* **EXERCISE PROMPT**: Copy out all the lines where "Casey" shows up.

* **DATA SHOWN**:
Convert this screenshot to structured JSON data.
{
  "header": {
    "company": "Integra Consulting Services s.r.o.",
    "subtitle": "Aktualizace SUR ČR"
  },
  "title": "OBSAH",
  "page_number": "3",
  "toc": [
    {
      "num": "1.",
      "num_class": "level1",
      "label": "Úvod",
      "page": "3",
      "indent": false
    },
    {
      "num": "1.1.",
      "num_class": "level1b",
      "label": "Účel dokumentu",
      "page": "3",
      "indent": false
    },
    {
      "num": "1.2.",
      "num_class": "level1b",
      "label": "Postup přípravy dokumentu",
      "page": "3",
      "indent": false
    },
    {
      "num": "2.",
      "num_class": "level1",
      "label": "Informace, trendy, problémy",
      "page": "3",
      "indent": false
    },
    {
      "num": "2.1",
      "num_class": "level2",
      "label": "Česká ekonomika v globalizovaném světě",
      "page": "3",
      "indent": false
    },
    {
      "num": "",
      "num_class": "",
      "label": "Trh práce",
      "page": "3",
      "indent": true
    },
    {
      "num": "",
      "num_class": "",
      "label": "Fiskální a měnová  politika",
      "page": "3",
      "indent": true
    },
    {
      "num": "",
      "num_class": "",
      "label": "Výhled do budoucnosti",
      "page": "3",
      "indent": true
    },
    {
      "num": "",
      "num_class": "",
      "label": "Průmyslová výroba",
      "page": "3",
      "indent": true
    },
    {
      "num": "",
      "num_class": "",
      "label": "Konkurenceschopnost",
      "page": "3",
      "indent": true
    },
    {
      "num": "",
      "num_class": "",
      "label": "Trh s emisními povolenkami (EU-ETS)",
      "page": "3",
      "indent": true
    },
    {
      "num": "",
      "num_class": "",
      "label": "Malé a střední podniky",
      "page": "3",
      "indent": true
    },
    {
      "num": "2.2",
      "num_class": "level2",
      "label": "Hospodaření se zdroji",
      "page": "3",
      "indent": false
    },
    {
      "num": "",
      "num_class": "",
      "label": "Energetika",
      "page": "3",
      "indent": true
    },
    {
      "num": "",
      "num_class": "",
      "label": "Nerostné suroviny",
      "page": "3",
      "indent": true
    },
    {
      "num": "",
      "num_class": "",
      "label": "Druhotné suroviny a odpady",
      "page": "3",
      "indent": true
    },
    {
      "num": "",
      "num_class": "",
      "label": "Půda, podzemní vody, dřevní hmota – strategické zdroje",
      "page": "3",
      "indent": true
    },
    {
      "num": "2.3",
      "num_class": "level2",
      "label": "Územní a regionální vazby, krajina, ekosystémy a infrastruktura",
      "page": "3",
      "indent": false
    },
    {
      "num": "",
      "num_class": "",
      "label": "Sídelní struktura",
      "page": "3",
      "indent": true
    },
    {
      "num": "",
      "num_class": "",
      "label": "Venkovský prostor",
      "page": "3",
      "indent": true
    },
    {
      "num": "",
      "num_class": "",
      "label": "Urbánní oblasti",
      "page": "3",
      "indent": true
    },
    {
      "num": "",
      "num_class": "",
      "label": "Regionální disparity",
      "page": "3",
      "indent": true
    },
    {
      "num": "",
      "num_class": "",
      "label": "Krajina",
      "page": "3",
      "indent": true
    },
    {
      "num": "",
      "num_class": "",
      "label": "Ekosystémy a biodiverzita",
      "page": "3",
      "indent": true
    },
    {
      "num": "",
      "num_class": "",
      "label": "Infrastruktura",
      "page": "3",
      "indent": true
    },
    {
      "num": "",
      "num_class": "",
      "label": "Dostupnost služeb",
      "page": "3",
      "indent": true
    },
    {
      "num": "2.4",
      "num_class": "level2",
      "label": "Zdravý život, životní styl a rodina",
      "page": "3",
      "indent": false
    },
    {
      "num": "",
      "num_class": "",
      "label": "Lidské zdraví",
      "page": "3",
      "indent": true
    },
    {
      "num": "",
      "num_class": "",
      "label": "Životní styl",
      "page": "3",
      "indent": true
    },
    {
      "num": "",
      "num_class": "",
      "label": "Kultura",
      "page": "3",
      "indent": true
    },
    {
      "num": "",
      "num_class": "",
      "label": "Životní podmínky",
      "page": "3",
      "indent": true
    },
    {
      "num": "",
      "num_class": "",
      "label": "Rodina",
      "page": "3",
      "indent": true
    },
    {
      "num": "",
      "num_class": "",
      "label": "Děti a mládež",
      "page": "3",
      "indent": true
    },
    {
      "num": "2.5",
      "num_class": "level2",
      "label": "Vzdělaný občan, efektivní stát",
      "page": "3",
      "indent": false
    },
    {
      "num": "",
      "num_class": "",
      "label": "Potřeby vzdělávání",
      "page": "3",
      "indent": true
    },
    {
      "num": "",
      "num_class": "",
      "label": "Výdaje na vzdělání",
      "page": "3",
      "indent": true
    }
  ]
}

* * *

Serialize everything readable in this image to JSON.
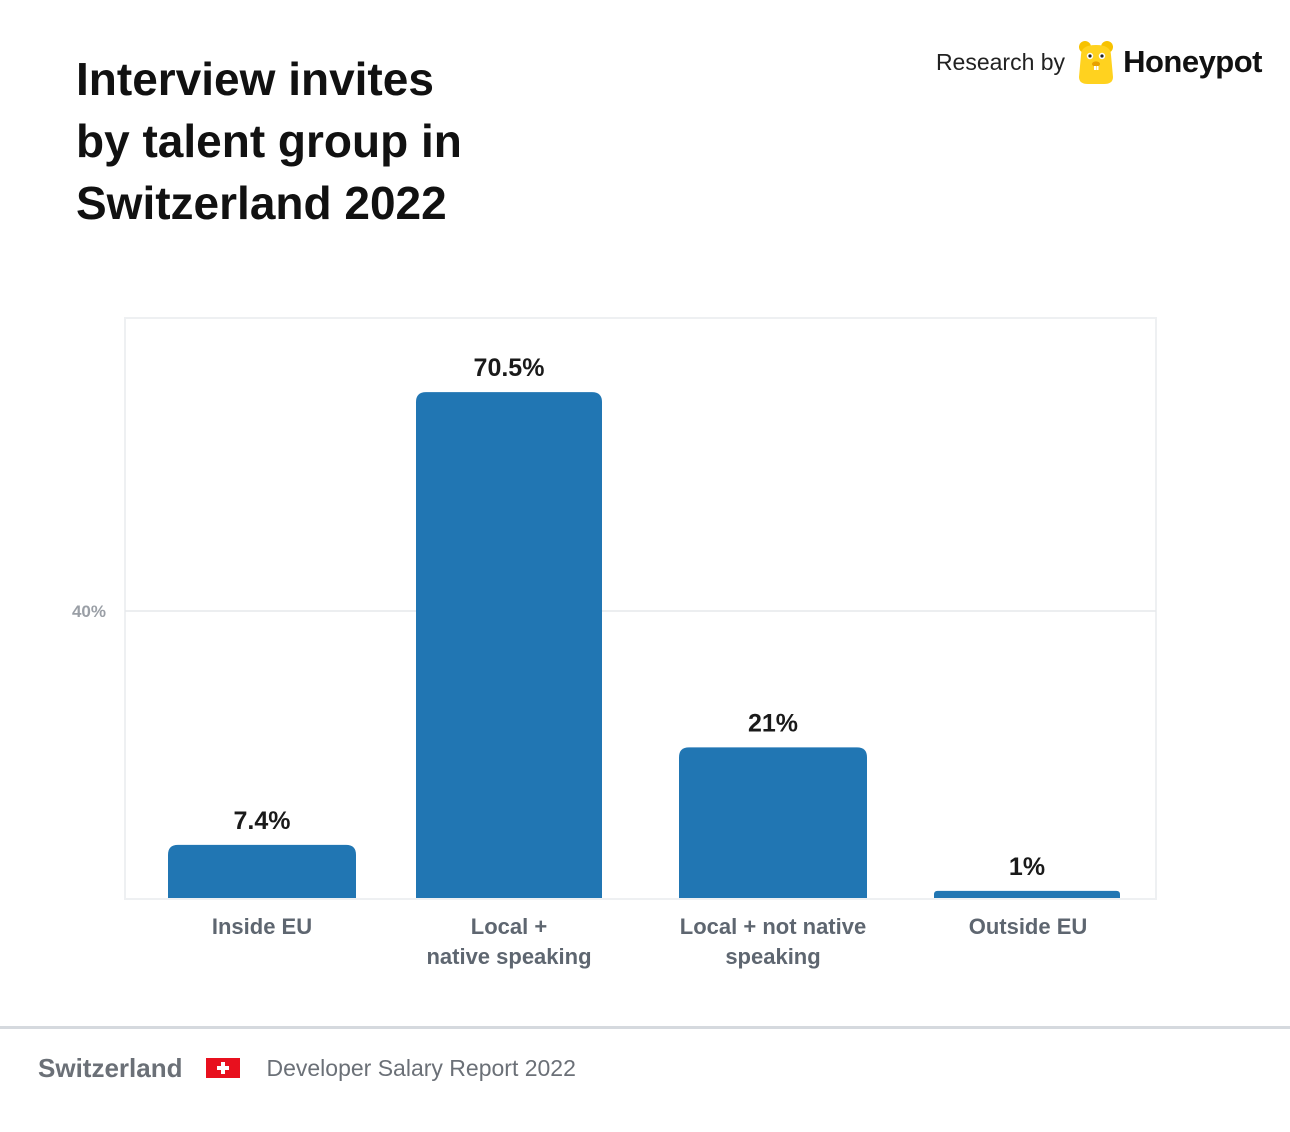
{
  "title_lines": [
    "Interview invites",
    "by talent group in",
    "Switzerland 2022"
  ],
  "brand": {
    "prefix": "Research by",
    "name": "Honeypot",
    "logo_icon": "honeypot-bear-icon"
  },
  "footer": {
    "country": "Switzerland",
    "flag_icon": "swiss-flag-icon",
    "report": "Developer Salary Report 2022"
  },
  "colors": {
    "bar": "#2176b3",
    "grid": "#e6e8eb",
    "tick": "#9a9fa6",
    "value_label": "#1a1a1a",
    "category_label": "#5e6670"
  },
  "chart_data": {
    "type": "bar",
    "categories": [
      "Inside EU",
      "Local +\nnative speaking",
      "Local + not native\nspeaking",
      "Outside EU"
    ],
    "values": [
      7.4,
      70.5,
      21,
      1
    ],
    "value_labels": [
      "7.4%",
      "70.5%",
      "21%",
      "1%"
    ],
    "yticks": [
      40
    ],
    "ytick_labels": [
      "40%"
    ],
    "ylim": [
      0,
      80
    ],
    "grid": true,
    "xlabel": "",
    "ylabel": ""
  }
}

==

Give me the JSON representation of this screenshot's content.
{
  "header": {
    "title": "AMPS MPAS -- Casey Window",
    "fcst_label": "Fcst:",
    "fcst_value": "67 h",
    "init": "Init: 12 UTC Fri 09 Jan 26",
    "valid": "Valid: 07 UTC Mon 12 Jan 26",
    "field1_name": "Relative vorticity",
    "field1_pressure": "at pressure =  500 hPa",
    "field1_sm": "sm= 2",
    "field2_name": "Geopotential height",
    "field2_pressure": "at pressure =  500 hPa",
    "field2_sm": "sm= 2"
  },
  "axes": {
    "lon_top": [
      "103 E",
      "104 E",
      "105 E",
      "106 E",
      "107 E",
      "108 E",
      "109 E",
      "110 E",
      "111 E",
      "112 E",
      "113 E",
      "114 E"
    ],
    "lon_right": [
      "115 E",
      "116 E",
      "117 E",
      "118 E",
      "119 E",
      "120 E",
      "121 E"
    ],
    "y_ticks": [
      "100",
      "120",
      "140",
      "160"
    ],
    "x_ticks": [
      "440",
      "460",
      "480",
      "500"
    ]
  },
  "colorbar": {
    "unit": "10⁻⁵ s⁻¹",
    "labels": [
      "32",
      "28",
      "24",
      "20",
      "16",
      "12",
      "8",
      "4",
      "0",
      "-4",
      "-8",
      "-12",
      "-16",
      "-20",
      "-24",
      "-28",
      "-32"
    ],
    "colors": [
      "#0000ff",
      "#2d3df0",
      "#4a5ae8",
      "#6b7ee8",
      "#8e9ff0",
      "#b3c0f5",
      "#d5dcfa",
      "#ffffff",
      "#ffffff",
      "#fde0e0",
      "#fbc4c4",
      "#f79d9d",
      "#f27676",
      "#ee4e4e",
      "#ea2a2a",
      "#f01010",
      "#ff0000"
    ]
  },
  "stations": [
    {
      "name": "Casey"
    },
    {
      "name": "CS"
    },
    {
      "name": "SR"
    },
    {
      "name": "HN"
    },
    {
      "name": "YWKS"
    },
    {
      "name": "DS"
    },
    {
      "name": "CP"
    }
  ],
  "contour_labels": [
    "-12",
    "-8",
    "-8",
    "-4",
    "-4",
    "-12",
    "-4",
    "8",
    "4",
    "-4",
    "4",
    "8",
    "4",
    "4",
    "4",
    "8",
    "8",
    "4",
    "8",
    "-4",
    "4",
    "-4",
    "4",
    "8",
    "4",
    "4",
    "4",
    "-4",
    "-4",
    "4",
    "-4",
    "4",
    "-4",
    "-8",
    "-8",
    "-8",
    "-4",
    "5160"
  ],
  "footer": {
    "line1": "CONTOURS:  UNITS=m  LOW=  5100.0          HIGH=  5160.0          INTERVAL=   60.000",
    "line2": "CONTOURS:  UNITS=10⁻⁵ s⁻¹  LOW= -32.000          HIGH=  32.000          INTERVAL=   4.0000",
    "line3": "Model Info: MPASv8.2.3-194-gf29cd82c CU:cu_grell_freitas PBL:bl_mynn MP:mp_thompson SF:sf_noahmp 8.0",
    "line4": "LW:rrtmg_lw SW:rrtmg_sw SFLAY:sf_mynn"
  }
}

* **EXPECTED OUTPUT**:
    "title": "AMPS MPAS -- Casey Window",
      "name": "Casey"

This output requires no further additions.